## begin Raw data
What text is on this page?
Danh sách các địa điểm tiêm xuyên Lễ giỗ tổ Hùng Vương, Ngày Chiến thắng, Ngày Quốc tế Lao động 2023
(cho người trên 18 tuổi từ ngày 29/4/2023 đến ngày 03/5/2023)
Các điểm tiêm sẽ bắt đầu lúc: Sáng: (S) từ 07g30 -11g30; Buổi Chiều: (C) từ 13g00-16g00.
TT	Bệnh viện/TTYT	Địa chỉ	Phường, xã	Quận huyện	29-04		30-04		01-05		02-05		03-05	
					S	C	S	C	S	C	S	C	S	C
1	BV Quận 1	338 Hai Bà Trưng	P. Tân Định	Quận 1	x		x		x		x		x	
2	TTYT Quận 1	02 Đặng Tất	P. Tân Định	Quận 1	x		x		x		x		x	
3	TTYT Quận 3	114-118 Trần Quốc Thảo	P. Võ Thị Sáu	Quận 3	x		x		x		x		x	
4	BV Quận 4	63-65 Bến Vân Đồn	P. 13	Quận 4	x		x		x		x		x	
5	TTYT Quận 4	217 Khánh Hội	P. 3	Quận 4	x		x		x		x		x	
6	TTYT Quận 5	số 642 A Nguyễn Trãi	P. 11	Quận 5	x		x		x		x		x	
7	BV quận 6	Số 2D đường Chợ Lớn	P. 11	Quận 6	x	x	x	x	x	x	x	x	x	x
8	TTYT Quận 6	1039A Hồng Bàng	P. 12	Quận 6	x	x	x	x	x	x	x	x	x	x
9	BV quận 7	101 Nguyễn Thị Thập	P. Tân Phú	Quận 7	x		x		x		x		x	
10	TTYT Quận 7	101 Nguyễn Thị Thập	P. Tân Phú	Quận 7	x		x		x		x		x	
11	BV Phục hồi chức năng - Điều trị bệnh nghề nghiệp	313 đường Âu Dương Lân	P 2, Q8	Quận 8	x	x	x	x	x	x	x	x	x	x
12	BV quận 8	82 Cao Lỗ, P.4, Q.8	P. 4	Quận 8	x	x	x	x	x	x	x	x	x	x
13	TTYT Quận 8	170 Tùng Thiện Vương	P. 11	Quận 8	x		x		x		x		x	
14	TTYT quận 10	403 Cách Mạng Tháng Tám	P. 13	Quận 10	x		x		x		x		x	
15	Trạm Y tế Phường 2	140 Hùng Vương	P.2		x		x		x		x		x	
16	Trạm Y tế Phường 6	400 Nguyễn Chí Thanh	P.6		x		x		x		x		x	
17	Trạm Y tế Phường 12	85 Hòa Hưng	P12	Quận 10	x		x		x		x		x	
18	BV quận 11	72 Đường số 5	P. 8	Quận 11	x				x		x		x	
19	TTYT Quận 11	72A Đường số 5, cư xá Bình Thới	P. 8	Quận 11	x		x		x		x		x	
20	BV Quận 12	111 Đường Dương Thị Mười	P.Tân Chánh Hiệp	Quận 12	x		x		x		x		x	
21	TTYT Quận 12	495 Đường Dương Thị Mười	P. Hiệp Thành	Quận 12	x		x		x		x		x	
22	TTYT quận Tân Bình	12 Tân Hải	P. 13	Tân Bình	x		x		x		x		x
## end Raw data
## Work instructions
Retype all the records, matching them exactly.

## Problem solution
What text is on this page?
Danh sách các địa điểm tiêm xuyên Lễ giỗ tổ Hùng Vương, Ngày Chiến thắng, Ngày Quốc tế Lao động 2023
(cho người trên 18 tuổi từ ngày 29/4/2023 đến ngày 03/5/2023)
Các điểm tiêm sẽ bắt đầu lúc: Sáng: (S) từ 07g30 -11g30; Buổi Chiều: (C) từ 13g00-16g00.
TT	Bệnh viện/TTYT	Địa chỉ	Phường, xã	Quận huyện	29-04		30-04		01-05		02-05		03-05	
					S	C	S	C	S	C	S	C	S	C
1	BV Quận 1	338 Hai Bà Trưng	P. Tân Định	Quận 1	x		x		x		x		x	
2	TTYT Quận 1	02 Đặng Tất	P. Tân Định	Quận 1	x		x		x		x		x	
3	TTYT Quận 3	114-118 Trần Quốc Thảo	P. Võ Thị Sáu	Quận 3	x		x		x		x		x	
4	BV Quận 4	63-65 Bến Vân Đồn	P. 13	Quận 4	x		x		x		x		x	
5	TTYT Quận 4	217 Khánh Hội	P. 3	Quận 4	x		x		x		x		x	
6	TTYT Quận 5	số 642 A Nguyễn Trãi	P. 11	Quận 5	x		x		x		x		x	
7	BV quận 6	Số 2D đường Chợ Lớn	P. 11	Quận 6	x	x	x	x	x	x	x	x	x	x
8	TTYT Quận 6	1039A Hồng Bàng	P. 12	Quận 6	x	x	x	x	x	x	x	x	x	x
9	BV quận 7	101 Nguyễn Thị Thập	P. Tân Phú	Quận 7	x		x		x		x		x	
10	TTYT Quận 7	101 Nguyễn Thị Thập	P. Tân Phú	Quận 7	x		x		x		x		x	
11	BV Phục hồi chức năng - Điều trị bệnh nghề nghiệp	313 đường Âu Dương Lân	P 2, Q8	Quận 8	x	x	x	x	x	x	x	x	x	x
12	BV quận 8	82 Cao Lỗ, P.4, Q.8	P. 4	Quận 8	x	x	x	x	x	x	x	x	x	x
13	TTYT Quận 8	170 Tùng Thiện Vương	P. 11	Quận 8	x		x		x		x		x	
14	TTYT quận 10	403 Cách Mạng Tháng Tám	P. 13	Quận 10	x		x		x		x		x	
15	Trạm Y tế Phường 2	140 Hùng Vương	P.2		x		x		x		x		x	
16	Trạm Y tế Phường 6	400 Nguyễn Chí Thanh	P.6		x		x		x		x		x	
17	Trạm Y tế Phường 12	85 Hòa Hưng	P12	Quận 10	x		x		x		x		x	
18	BV quận 11	72 Đường số 5	P. 8	Quận 11	x				x		x		x	
19	TTYT Quận 11	72A Đường số 5, cư xá Bình Thới	P. 8	Quận 11	x		x		x		x		x	
20	BV Quận 12	111 Đường Dương Thị Mười	P.Tân Chánh Hiệp	Quận 12	x		x		x		x		x	
21	TTYT Quận 12	495 Đường Dương Thị Mười	P. Hiệp Thành	Quận 12	x		x		x		x		x	
22	TTYT quận Tân Bình	12 Tân Hải	P. 13	Tân Bình	x		x		x		x		x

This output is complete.